Tasks to complete:
(a) Decide whether each statement agrees with the article below about Ray Mala. Answer yes or no and quote the deciding words from the article: (i) Ray Mala came from the Northwest Alaska village of Candle; (ii) Mala left Candle at the age of 16; (iii) In his youth Mala was known as Ray Wise.
(b) Resume the article below about the campaign for Ray Mala's Hollywood star, picking up after its last sentence.

Provided passage:

════

December 10, 2011

Walk of Fame star for Mala?

Alaska's fight for a star on the Hollywood Walk of Fame

By Alex DeMarbanSupporters of an Alaska Native movie star who became a sensation during Hollywood's Golden Age are hatching plans to get the Inupiat actor his own star on the Walk of Fame.

It won't happen easily for the late Ray Mala, the tall, chiseled performer from the Northwest Alaska village of Candle who died in 1952 at the age of 46.
And:There just aren't many Native Americans, if any. Jay Silverheels, who played Tonto in the Lone Ranger, was the closest Martinez could find on Friday. He's listed as Mohawk Indian, but he's from Canada. One reason for the lack of Native Americans? "There's not a lot of Native American actors out there, but we're happy to consider them if people apply," Martinez said.

That's exactly what author Lael Morgan's doing. She learned about Ray Mala in the early 1970s as she traveled to more than 200 villages writing articles for Alaska magazine. In Northwest Alaska homes, she kept seeing his handsome black-and-white mug on the walls. "I thought, 'Boy, I have to meet him. Then they said, 'That's Cousin Ray.' I out found he'd been dead since 1952," she said.

She learned that Mala became a big movie star and cameraman beginning in the 1920s after leaving Candle at the age of 13. He was known as Ray Wise in his youth, but eventually changed his last name. After meeting moviemakers in Nome, he filmed the last musher coming into that community during the famous serum run to stop a diphtheria epidemic. He sent the work to filmmakers and that helped launch his movie career, said his grandson, Ted Mala Jr., who's working with Morgan on the effort to get his grandfather a Hollywood star.

════

Given information:
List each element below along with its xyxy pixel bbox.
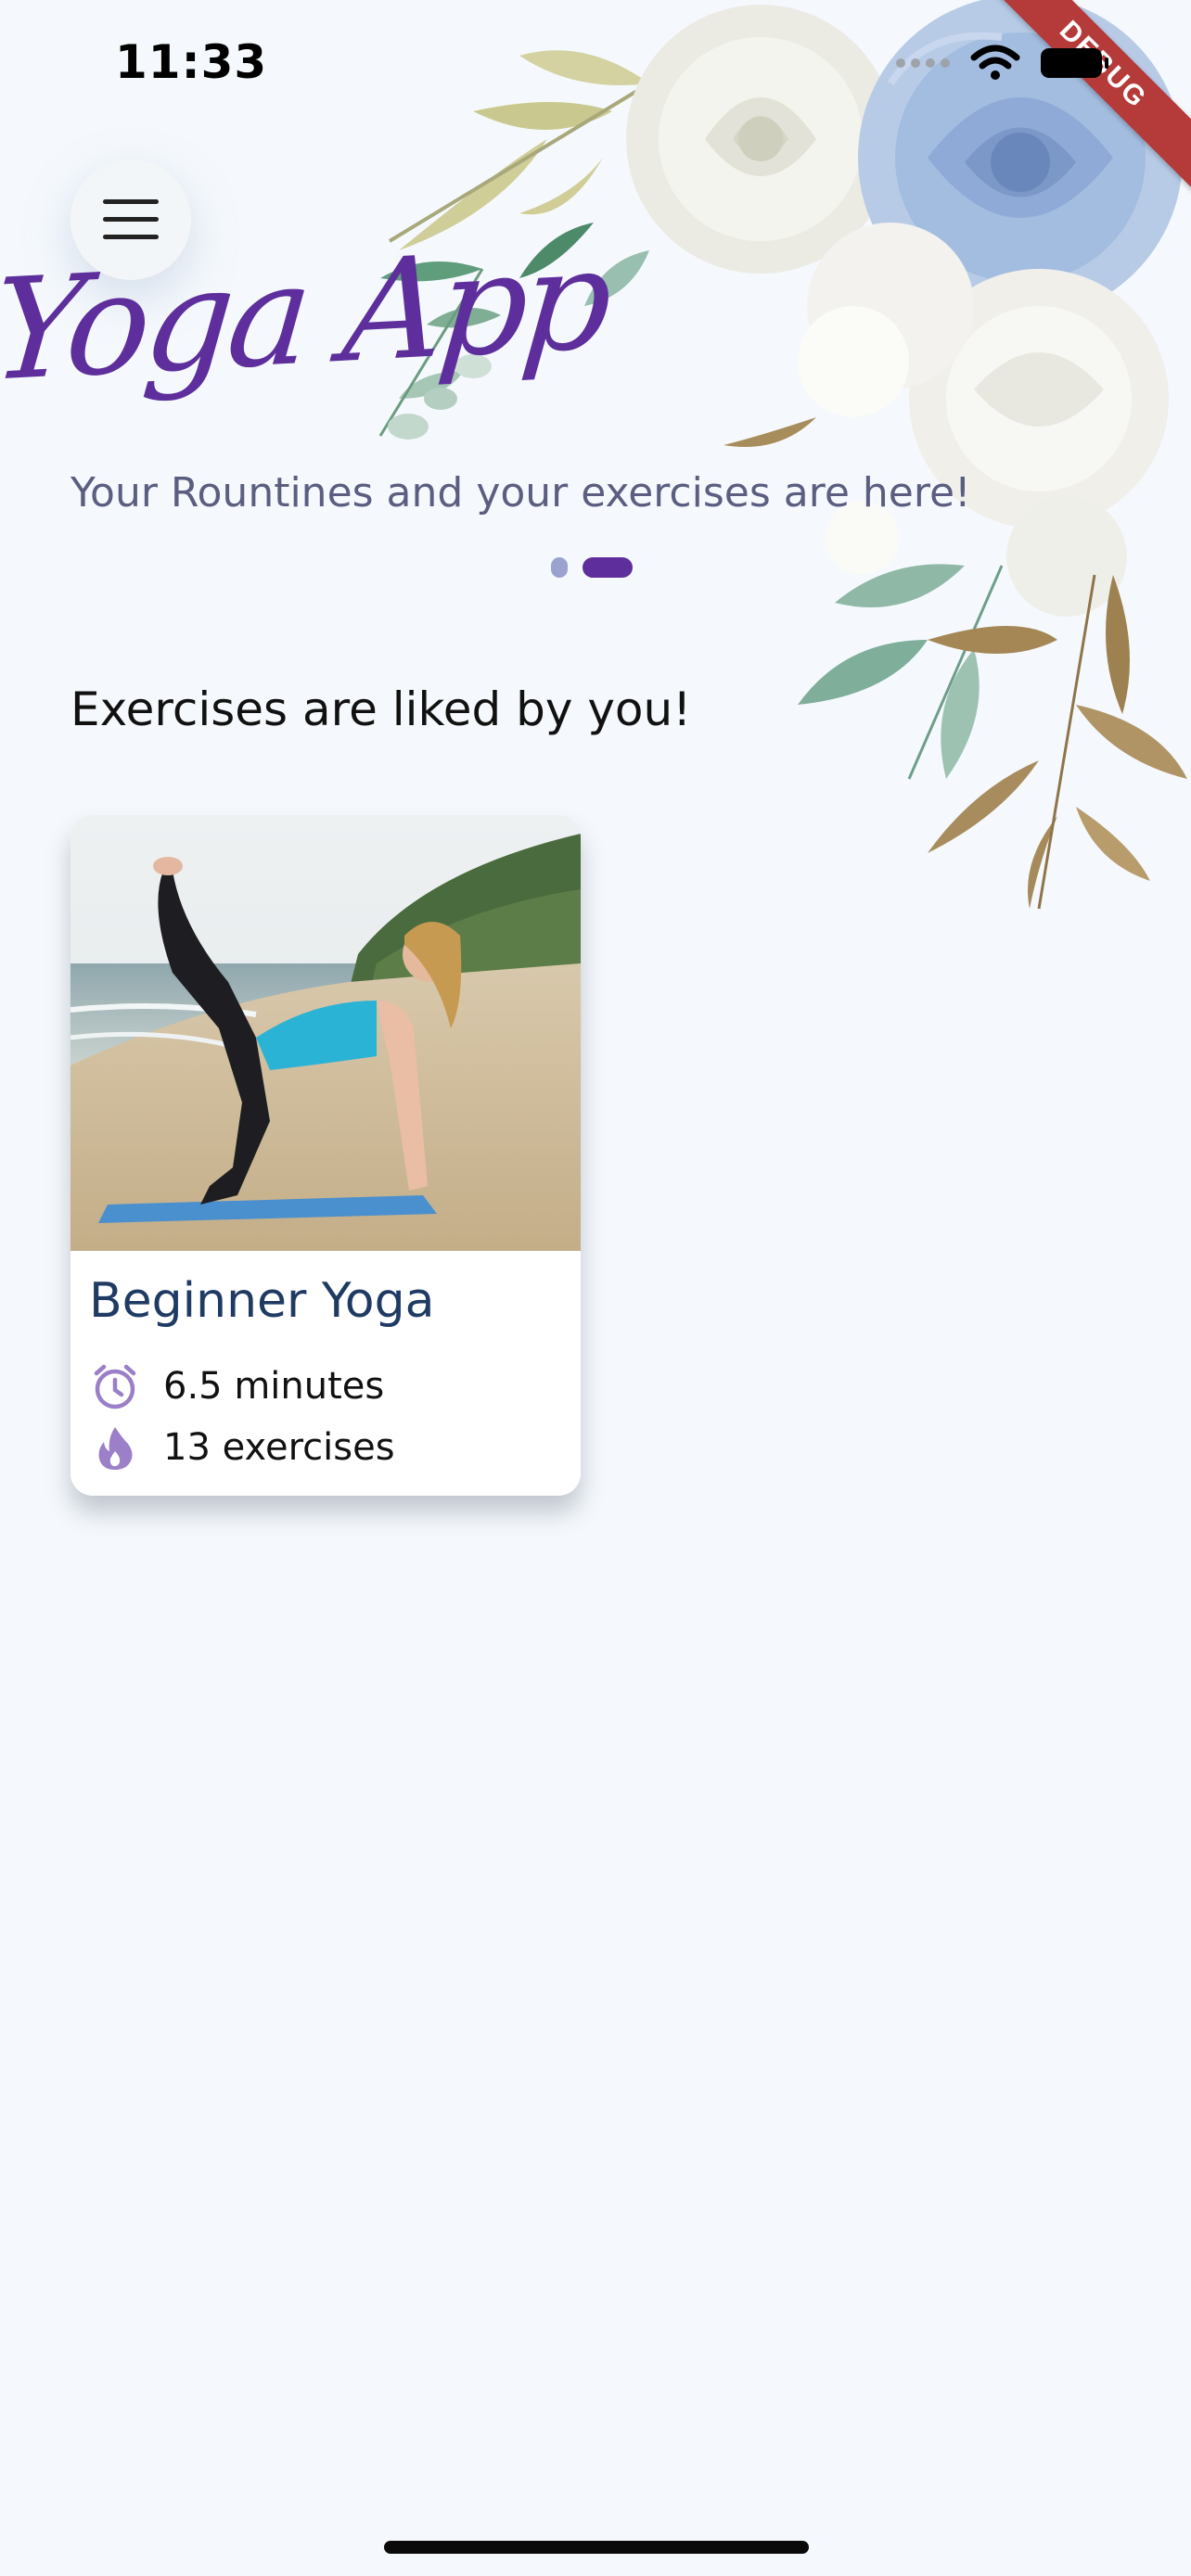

════

Answers to the tasks:
(a)
(i) Yes: "from the Northwest Alaska village of Candle"
(ii) No: "after leaving Candle at the age of 13"
(iii) Yes: "He was known as Ray Wise in his youth"

(b)
After making his way to Hollywood, Ray Mala became the first non-White leading actor. He was the real deal, an Eskimo who spoke Inupiaq and knew how to hunt. In 1933 at the age of 27, he appeared in Eskimo, shot by MGM in the Alaska village of Teller and dubbed "the biggest picture ever made." The movie won the first Oscar for film editing and even made waves in Europe, where it was dubbed Mala the Magnificent.
And:The effort to get a star for Mala fizzled in Round I this summer. Morgan, Mala Jr. and others had applied to the Hollywood Chamber of Commerce. But the chamber's Walk of Fame Committee turned down the application.

Winning a posthumous star is difficult, said Martinez. An average of 24 stars are added each year to the Walk of Fame, but only one or two are given posthumously.
Comment:  For more on the subject, see The Eskimo Clark Gable and Publicity Pix of Eskimo.


Anonymous said...

"But he was from Canada"? Wait, since when has being Canadian been an issue. You kids today. In my day, we crossed the 49th parallel both ways with only moderate harassment from Customs, and that's how we liked it!

(And I'm likely younger than you.)

There's a much bigger issue in Hollywood. I mean, sure, Indians are rare, but other ethnicities, like, say, Japanese, are more common. Now, one word: Akira.

Rob said...

I didn't mention it, but yes, I thought that was strange. Since when does Hollywood care if an actor was born in Canada, Great Britain, or elsewhere? Why single out Jay Silverheels as if he's different from other stars on the Walk of Fame?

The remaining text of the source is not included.